Records for the exercise:
____________________

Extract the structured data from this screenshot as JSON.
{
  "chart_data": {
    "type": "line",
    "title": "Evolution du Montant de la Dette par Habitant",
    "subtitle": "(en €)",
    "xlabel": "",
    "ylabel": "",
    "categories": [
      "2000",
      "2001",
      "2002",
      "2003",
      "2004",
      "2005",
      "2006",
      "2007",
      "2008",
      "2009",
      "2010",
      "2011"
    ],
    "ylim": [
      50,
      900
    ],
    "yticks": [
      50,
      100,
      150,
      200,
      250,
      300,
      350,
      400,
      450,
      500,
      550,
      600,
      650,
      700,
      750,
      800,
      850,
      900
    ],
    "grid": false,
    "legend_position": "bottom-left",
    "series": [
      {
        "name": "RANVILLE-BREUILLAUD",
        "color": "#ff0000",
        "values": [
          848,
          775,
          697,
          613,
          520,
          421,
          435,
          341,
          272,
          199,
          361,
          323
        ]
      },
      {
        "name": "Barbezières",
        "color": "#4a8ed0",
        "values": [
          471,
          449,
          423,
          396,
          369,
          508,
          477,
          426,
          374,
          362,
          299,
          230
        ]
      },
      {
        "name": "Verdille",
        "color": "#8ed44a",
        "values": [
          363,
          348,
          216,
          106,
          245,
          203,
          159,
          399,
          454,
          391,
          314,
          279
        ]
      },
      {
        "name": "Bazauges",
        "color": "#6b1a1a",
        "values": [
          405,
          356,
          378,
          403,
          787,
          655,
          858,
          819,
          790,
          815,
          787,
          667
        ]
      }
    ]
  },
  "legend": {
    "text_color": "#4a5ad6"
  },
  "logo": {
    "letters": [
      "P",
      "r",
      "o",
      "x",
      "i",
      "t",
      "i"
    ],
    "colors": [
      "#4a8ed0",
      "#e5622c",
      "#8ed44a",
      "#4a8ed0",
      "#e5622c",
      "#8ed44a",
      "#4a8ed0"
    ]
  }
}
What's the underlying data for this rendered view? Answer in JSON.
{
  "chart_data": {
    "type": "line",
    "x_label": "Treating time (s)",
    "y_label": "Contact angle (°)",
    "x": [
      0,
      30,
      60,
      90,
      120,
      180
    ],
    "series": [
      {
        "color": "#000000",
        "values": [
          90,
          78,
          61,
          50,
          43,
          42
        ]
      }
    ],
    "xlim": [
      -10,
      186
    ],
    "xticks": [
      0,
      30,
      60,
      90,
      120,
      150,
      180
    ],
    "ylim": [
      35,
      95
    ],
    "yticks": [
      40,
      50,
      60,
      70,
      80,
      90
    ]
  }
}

____________________

Brief:
Repeat every record, keeping each word and mark exactly as it is.

Exercise output:
Extract the structured data from this screenshot as JSON.
{
  "chart_data": {
    "type": "line",
    "title": "Evolution du Montant de la Dette par Habitant",
    "subtitle": "(en €)",
    "xlabel": "",
    "ylabel": "",
    "categories": [
      "2000",
      "2001",
      "2002",
      "2003",
      "2004",
      "2005",
      "2006",
      "2007",
      "2008",
      "2009",
      "2010",
      "2011"
    ],
    "ylim": [
      50,
      900
    ],
    "yticks": [
      50,
      100,
      150,
      200,
      250,
      300,
      350,
      400,
      450,
      500,
      550,
      600,
      650,
      700,
      750,
      800,
      850,
      900
    ],
    "grid": false,
    "legend_position": "bottom-left",
    "series": [
      {
        "name": "RANVILLE-BREUILLAUD",
        "color": "#ff0000",
        "values": [
          848,
          775,
          697,
          613,
          520,
          421,
          435,
          341,
          272,
          199,
          361,
          323
        ]
      },
      {
        "name": "Barbezières",
        "color": "#4a8ed0",
        "values": [
          471,
          449,
          423,
          396,
          369,
          508,
          477,
          426,
          374,
          362,
          299,
          230
        ]
      },
      {
        "name": "Verdille",
        "color": "#8ed44a",
        "values": [
          363,
          348,
          216,
          106,
          245,
          203,
          159,
          399,
          454,
          391,
          314,
          279
        ]
      },
      {
        "name": "Bazauges",
        "color": "#6b1a1a",
        "values": [
          405,
          356,
          378,
          403,
          787,
          655,
          858,
          819,
          790,
          815,
          787,
          667
        ]
      }
    ]
  },
  "legend": {
    "text_color": "#4a5ad6"
  },
  "logo": {
    "letters": [
      "P",
      "r",
      "o",
      "x",
      "i",
      "t",
      "i"
    ],
    "colors": [
      "#4a8ed0",
      "#e5622c",
      "#8ed44a",
      "#4a8ed0",
      "#e5622c",
      "#8ed44a",
      "#4a8ed0"
    ]
  }
}
What's the underlying data for this rendered view? Answer in JSON.
{
  "chart_data": {
    "type": "line",
    "x_label": "Treating time (s)",
    "y_label": "Contact angle (°)",
    "x": [
      0,
      30,
      60,
      90,
      120,
      180
    ],
    "series": [
      {
        "color": "#000000",
        "values": [
          90,
          78,
          61,
          50,
          43,
          42
        ]
      }
    ],
    "xlim": [
      -10,
      186
    ],
    "xticks": [
      0,
      30,
      60,
      90,
      120,
      150,
      180
    ],
    "ylim": [
      35,
      95
    ],
    "yticks": [
      40,
      50,
      60,
      70,
      80,
      90
    ]
  }
}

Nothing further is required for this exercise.